TASK STATEMENT :: Wherever a line below holds the word "compliance", copy that line.

RECORDS ::
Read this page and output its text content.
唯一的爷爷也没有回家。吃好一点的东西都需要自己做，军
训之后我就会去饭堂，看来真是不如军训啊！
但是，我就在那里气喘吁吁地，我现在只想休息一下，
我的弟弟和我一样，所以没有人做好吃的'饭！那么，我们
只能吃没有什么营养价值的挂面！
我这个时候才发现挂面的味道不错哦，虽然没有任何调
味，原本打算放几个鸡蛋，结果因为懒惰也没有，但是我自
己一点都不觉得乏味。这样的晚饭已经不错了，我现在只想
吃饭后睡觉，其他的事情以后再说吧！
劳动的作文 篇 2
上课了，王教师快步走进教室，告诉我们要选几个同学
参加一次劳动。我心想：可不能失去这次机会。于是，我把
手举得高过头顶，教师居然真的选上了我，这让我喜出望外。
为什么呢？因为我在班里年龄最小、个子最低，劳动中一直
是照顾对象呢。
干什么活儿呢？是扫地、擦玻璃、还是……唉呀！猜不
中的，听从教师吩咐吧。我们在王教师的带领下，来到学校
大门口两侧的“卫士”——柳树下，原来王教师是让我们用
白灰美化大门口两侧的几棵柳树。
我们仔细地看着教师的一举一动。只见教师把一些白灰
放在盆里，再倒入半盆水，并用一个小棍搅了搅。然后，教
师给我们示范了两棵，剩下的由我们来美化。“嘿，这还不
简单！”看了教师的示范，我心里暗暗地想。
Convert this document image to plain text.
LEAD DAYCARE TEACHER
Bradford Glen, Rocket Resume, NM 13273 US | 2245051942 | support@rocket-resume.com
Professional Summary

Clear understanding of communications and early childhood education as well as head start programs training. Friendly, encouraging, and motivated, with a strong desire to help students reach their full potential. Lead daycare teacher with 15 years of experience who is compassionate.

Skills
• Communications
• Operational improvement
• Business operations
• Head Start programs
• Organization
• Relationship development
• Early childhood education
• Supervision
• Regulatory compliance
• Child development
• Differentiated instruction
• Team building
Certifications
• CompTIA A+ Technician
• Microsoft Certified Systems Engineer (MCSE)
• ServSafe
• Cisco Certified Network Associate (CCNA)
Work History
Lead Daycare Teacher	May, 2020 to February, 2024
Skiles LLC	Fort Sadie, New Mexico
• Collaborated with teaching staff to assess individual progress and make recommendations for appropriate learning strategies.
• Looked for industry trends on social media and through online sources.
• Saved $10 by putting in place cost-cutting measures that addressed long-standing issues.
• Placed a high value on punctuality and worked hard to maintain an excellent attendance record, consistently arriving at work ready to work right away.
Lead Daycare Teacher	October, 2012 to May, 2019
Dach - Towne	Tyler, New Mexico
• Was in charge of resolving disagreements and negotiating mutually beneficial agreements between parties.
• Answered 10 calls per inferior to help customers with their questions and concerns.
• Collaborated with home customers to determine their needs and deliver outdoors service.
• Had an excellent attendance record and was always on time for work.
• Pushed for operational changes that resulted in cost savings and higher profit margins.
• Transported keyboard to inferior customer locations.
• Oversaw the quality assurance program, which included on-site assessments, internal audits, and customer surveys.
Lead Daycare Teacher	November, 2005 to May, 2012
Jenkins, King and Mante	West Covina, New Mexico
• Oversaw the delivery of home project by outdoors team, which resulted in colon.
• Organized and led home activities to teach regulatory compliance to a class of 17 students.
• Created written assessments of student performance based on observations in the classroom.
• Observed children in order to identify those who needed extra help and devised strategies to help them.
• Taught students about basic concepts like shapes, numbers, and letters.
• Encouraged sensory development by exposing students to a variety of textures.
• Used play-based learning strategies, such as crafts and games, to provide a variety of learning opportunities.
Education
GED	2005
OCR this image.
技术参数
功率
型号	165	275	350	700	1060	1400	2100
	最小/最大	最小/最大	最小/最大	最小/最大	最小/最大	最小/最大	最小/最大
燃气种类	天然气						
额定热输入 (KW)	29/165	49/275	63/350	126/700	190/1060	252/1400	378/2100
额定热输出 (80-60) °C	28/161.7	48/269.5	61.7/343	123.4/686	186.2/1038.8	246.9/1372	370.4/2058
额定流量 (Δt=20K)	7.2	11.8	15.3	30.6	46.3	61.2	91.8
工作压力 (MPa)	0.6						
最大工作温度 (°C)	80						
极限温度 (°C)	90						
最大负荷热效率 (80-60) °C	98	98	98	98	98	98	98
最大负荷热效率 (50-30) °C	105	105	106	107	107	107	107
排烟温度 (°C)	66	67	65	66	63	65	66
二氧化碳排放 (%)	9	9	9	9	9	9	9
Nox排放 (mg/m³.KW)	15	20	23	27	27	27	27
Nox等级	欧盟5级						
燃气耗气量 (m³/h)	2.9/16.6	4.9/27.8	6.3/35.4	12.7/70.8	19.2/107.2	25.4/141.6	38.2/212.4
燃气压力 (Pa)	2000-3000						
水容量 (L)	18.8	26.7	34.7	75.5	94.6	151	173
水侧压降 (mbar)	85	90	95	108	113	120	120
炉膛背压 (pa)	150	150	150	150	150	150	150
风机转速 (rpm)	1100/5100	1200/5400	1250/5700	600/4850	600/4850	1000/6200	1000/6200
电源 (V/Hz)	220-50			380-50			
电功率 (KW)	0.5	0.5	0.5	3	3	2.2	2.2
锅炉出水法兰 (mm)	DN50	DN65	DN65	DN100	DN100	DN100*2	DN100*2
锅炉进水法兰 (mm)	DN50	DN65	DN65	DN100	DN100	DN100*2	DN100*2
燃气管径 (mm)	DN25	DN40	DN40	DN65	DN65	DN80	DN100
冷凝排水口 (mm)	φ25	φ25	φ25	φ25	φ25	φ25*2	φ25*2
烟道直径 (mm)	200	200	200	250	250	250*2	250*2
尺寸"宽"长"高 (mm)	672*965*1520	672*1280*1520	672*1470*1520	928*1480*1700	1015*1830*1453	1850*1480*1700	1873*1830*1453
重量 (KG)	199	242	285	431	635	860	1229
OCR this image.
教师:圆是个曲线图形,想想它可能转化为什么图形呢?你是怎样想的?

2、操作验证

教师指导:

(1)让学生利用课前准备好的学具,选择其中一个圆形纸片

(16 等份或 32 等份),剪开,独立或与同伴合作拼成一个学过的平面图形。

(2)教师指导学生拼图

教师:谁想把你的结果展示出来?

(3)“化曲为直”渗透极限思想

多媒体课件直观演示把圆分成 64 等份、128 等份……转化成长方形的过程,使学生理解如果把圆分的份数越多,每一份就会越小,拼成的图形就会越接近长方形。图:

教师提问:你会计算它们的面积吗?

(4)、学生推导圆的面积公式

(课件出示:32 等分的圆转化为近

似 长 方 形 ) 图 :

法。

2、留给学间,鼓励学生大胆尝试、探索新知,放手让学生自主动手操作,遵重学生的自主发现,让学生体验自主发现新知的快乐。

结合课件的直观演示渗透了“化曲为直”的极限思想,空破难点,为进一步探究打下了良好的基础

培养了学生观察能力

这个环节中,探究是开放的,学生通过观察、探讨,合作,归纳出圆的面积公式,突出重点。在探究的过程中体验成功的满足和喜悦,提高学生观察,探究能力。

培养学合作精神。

OUTPUT ::
• Regulatory compliance
• Organized and led home activities to teach regulatory compliance to a class of 17 students.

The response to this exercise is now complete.